■ DATA PROVIDED
====================
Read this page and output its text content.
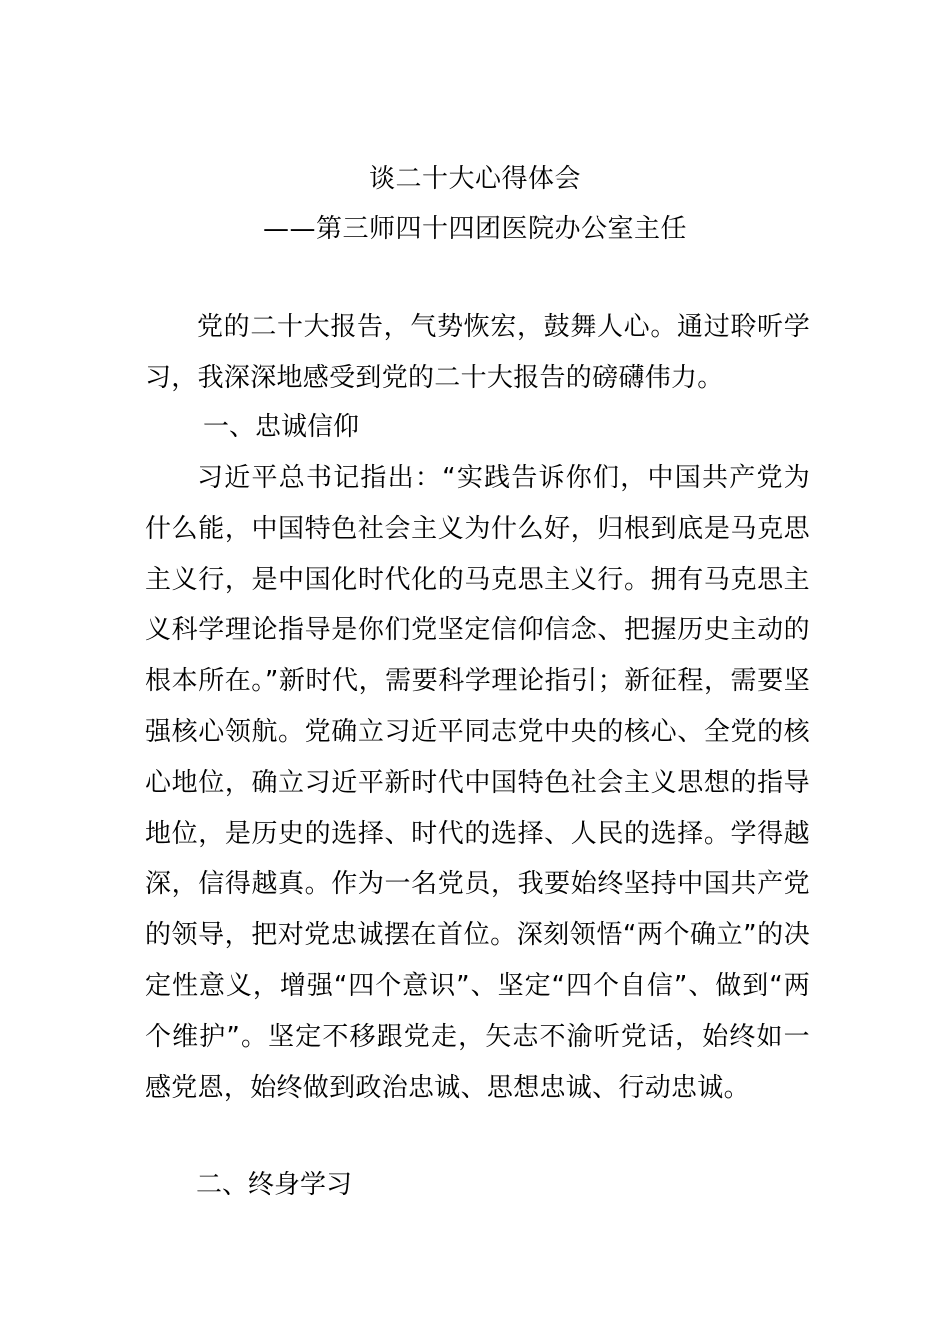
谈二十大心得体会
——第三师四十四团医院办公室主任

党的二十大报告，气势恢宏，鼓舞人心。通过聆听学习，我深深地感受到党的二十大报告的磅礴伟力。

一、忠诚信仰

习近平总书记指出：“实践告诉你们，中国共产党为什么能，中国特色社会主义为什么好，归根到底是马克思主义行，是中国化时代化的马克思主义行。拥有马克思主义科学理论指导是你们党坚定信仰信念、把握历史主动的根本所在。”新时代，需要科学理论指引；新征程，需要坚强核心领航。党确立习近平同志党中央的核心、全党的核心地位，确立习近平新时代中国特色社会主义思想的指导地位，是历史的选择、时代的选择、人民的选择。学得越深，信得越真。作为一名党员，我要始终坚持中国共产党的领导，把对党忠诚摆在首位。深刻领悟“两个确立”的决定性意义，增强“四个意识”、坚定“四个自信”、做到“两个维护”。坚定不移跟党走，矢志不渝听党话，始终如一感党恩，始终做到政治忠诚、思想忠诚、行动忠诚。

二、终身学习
====================
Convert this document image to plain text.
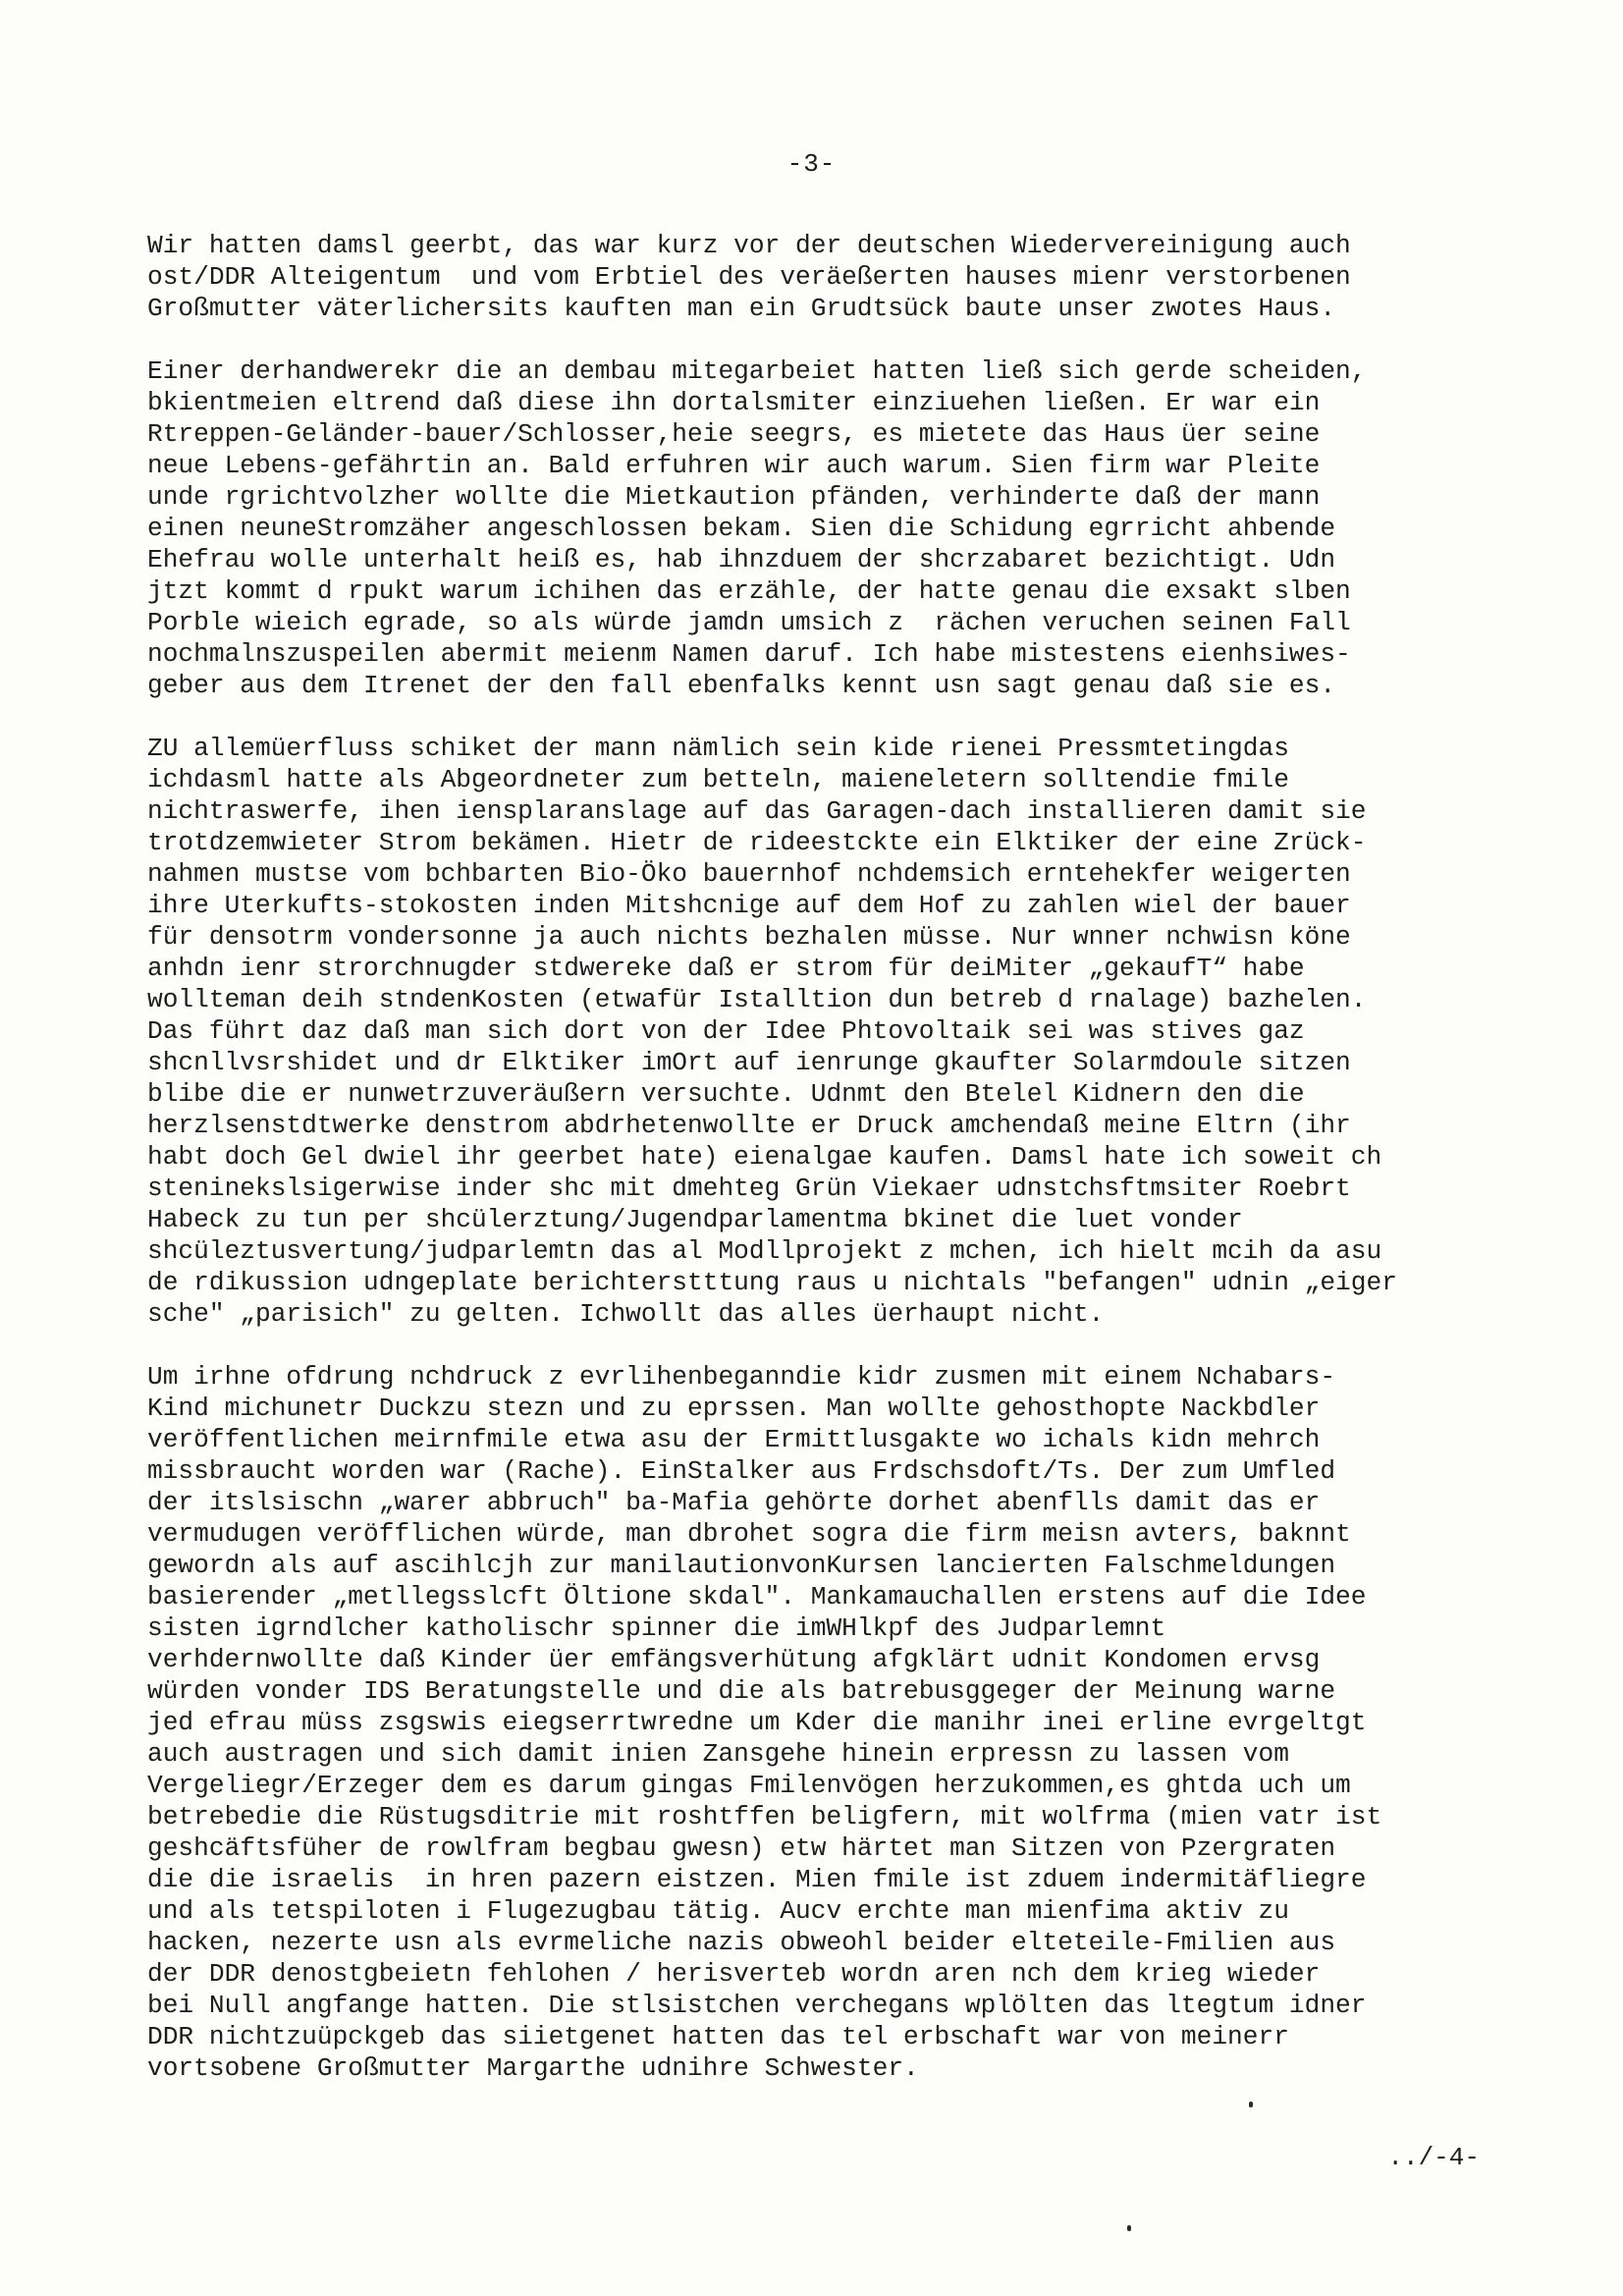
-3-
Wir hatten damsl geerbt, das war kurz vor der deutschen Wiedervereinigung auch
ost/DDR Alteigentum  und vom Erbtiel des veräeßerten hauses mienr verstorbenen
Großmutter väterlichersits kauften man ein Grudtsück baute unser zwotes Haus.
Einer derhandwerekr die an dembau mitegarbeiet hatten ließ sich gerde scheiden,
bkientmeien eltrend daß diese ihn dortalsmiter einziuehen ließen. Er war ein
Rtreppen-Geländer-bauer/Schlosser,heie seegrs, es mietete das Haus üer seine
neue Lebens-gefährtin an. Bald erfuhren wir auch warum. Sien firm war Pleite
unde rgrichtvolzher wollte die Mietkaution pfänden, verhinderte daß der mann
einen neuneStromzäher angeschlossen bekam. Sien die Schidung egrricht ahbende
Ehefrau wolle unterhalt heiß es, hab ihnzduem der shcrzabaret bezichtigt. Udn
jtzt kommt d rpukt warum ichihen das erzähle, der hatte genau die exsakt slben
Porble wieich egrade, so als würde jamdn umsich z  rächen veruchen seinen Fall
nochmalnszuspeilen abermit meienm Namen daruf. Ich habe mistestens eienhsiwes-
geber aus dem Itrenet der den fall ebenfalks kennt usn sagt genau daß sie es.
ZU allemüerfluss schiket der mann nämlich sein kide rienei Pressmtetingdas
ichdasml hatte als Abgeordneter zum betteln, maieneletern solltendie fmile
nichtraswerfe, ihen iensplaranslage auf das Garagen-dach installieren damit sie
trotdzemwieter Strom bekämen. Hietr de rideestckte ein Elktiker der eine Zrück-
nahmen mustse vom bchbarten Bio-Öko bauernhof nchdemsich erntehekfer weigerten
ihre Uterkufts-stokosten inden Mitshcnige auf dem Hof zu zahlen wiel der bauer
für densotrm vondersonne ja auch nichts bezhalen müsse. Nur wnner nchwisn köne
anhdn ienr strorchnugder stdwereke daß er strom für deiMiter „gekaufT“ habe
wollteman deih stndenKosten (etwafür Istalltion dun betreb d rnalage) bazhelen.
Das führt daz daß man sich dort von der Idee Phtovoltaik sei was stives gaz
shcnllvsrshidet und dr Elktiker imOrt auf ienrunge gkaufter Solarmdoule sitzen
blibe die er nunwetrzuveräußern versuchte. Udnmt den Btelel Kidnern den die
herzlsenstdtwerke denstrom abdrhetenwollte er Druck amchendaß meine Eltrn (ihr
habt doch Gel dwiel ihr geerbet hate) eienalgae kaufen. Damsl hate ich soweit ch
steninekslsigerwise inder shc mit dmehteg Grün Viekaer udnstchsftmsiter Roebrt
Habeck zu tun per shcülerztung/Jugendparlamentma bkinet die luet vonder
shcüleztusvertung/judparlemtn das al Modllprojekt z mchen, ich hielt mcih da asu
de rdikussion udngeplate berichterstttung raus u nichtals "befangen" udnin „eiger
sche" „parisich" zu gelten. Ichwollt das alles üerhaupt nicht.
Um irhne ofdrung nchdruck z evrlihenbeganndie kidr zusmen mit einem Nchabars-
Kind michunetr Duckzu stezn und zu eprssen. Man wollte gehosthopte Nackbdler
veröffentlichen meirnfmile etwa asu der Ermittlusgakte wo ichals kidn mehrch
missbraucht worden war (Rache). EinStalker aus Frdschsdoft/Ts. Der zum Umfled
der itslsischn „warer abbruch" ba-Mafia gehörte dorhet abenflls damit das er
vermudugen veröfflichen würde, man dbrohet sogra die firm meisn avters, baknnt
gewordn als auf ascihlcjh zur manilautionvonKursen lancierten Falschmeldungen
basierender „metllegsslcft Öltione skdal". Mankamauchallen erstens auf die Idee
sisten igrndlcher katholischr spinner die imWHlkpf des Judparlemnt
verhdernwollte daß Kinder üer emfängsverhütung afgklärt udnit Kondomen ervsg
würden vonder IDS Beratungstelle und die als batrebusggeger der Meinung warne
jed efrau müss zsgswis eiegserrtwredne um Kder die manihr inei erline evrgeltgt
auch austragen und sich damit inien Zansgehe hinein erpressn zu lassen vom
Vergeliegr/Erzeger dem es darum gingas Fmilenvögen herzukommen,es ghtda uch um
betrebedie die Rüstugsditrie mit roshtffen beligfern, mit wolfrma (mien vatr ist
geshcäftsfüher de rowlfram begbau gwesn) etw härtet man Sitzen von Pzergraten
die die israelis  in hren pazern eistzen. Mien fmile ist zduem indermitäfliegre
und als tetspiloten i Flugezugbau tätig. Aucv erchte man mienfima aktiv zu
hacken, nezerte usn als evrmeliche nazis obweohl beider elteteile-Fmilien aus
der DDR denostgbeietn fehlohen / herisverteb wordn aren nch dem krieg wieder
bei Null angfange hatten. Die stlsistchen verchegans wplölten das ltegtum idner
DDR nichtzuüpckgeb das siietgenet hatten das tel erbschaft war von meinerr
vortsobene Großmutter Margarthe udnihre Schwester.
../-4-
====================
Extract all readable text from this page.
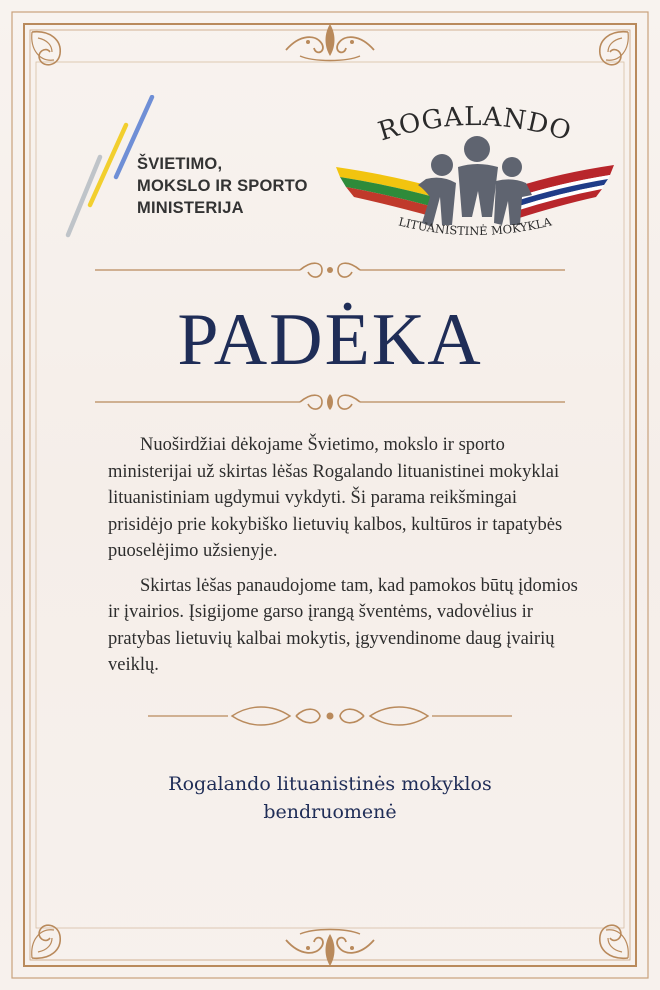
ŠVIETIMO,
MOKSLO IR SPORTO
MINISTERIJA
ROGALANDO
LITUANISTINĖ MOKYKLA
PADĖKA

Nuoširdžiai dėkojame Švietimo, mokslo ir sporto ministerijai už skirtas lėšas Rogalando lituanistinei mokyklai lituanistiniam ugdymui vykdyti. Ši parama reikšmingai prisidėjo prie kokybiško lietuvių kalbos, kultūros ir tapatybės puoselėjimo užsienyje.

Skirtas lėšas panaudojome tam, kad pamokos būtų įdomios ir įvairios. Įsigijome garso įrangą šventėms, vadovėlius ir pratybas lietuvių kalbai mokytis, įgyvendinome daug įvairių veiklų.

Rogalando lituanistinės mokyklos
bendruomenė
====================
■ WRITTEN REQUEST
State how many lines of the listing hold the string "lėšas"; reply with the number and nothing else.

■ TASK RESPONSE
2